(Description of the task) Reproduce, without changes, everything from the first of the items down to the line containing "data-point-214 — [748, 430, 756, 438]", including that line.

[Items excerpted from a collection]
•••
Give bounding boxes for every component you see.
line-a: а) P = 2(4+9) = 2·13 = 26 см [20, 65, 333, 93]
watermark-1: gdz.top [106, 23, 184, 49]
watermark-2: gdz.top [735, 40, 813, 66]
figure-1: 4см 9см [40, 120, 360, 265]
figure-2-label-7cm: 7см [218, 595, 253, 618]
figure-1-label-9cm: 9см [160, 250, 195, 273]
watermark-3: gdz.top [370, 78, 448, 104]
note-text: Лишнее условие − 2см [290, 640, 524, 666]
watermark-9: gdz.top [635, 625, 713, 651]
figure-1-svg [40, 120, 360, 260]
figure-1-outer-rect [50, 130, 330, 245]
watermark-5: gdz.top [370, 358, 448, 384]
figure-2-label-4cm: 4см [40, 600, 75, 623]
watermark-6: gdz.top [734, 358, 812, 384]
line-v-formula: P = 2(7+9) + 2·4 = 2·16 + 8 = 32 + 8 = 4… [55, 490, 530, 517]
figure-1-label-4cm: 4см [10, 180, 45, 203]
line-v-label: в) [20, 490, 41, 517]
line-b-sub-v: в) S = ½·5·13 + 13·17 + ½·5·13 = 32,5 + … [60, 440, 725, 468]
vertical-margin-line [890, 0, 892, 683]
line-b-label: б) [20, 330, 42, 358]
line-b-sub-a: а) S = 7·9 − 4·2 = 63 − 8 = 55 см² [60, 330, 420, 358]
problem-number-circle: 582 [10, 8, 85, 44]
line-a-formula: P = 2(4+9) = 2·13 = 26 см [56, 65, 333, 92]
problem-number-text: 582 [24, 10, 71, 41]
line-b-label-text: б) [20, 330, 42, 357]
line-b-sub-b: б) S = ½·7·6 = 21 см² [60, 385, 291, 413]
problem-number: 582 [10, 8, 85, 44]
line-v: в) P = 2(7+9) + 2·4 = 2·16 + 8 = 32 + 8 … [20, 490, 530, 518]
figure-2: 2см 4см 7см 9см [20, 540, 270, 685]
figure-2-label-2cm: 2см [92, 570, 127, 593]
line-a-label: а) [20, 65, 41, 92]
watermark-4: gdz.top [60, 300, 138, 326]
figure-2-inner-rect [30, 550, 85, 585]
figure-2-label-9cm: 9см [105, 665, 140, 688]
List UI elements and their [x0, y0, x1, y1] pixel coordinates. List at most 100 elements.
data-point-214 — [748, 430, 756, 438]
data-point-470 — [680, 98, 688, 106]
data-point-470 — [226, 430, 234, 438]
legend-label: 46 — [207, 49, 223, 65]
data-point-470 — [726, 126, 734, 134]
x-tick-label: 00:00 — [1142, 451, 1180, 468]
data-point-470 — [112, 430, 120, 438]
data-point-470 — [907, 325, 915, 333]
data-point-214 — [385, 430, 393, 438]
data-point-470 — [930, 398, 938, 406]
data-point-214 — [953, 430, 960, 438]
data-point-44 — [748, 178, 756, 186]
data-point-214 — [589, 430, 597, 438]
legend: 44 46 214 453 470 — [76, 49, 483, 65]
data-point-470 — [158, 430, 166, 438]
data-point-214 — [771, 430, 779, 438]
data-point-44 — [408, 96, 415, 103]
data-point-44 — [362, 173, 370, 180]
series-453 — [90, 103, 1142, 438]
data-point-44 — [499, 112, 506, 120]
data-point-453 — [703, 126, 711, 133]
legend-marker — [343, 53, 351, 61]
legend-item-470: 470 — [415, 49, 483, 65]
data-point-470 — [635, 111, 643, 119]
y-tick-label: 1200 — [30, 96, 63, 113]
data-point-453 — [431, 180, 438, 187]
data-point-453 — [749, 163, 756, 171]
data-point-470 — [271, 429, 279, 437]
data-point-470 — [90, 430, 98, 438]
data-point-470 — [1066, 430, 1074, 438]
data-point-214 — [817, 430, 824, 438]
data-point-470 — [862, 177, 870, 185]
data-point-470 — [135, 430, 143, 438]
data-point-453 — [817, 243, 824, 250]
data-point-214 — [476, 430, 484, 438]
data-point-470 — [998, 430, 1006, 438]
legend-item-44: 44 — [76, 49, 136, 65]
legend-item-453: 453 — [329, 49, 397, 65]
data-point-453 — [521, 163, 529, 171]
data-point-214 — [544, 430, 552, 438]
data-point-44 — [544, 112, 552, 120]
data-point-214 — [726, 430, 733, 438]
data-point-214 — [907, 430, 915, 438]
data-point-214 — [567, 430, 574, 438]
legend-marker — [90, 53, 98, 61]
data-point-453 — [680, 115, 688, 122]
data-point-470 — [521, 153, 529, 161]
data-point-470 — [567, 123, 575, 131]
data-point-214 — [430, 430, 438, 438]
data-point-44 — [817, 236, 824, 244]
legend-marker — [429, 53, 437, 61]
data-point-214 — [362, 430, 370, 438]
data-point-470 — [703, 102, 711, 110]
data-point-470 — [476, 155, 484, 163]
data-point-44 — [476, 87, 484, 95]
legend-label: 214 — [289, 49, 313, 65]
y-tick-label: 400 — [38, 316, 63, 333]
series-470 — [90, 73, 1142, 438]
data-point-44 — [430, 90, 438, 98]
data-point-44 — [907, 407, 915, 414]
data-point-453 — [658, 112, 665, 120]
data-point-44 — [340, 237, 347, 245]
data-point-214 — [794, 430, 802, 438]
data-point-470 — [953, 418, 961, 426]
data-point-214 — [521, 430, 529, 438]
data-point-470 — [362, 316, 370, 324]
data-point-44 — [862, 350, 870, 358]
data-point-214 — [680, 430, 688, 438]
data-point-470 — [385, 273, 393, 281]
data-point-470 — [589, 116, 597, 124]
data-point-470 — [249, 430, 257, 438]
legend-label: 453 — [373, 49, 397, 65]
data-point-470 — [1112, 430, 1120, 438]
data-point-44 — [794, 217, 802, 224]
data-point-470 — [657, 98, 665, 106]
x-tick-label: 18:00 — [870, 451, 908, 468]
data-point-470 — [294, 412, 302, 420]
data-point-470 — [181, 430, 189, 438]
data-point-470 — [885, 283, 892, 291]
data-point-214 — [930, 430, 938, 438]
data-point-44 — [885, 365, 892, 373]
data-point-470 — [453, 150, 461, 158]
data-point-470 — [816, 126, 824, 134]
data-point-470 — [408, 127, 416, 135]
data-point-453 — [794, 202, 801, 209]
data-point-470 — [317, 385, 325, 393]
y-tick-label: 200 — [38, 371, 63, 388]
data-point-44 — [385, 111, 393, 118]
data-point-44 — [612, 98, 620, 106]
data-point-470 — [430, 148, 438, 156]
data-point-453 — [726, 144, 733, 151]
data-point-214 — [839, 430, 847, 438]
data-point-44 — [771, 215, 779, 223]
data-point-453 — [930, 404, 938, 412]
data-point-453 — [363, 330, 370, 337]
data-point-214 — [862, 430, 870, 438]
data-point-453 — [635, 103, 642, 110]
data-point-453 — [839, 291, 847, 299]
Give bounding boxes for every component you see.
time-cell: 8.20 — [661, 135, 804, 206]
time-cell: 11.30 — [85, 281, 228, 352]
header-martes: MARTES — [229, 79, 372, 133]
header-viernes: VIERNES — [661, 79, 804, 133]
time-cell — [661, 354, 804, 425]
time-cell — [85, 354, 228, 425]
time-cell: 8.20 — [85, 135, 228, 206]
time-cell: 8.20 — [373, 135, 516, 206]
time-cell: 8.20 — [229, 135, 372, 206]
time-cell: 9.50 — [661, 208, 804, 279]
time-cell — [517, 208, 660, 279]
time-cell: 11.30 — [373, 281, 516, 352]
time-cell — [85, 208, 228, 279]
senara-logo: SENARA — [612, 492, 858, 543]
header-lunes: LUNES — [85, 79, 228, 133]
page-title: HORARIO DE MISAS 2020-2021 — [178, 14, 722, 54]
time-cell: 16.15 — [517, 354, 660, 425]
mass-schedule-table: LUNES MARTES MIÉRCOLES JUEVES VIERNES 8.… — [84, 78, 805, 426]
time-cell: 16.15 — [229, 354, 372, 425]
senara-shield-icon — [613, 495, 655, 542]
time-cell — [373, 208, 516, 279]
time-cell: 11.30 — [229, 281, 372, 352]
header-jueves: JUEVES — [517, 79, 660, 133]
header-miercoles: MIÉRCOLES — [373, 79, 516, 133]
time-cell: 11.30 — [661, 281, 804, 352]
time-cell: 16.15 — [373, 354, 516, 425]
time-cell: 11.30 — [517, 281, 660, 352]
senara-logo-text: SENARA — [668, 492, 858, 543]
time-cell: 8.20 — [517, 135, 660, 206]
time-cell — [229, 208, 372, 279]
•••
(Response)
Give bounding boxes for every component you see.
line-a: а) P = 2(4+9) = 2·13 = 26 см [20, 65, 333, 93]
watermark-1: gdz.top [106, 23, 184, 49]
watermark-2: gdz.top [735, 40, 813, 66]
figure-1: 4см 9см [40, 120, 360, 265]
figure-2-label-7cm: 7см [218, 595, 253, 618]
figure-1-label-9cm: 9см [160, 250, 195, 273]
watermark-3: gdz.top [370, 78, 448, 104]
note-text: Лишнее условие − 2см [290, 640, 524, 666]
watermark-9: gdz.top [635, 625, 713, 651]
figure-1-svg [40, 120, 360, 260]
figure-1-outer-rect [50, 130, 330, 245]
watermark-5: gdz.top [370, 358, 448, 384]
figure-2-label-4cm: 4см [40, 600, 75, 623]
watermark-6: gdz.top [734, 358, 812, 384]
line-v-formula: P = 2(7+9) + 2·4 = 2·16 + 8 = 32 + 8 = 4… [55, 490, 530, 517]
figure-1-label-4cm: 4см [10, 180, 45, 203]
line-v-label: в) [20, 490, 41, 517]
line-b-sub-v: в) S = ½·5·13 + 13·17 + ½·5·13 = 32,5 + … [60, 440, 725, 468]
vertical-margin-line [890, 0, 892, 683]
line-b-label: б) [20, 330, 42, 358]
line-b-sub-a: а) S = 7·9 − 4·2 = 63 − 8 = 55 см² [60, 330, 420, 358]
problem-number-circle: 582 [10, 8, 85, 44]
line-a-formula: P = 2(4+9) = 2·13 = 26 см [56, 65, 333, 92]
problem-number-text: 582 [24, 10, 71, 41]
line-b-label-text: б) [20, 330, 42, 357]
line-b-sub-b: б) S = ½·7·6 = 21 см² [60, 385, 291, 413]
problem-number: 582 [10, 8, 85, 44]
line-v: в) P = 2(7+9) + 2·4 = 2·16 + 8 = 32 + 8 … [20, 490, 530, 518]
figure-2: 2см 4см 7см 9см [20, 540, 270, 685]
figure-2-label-2cm: 2см [92, 570, 127, 593]
line-a-label: а) [20, 65, 41, 92]
watermark-4: gdz.top [60, 300, 138, 326]
figure-2-inner-rect [30, 550, 85, 585]
figure-2-label-9cm: 9см [105, 665, 140, 688]
List UI elements and their [x0, y0, x1, y1] pixel coordinates. List at most 100 elements.
data-point-214 — [748, 430, 756, 438]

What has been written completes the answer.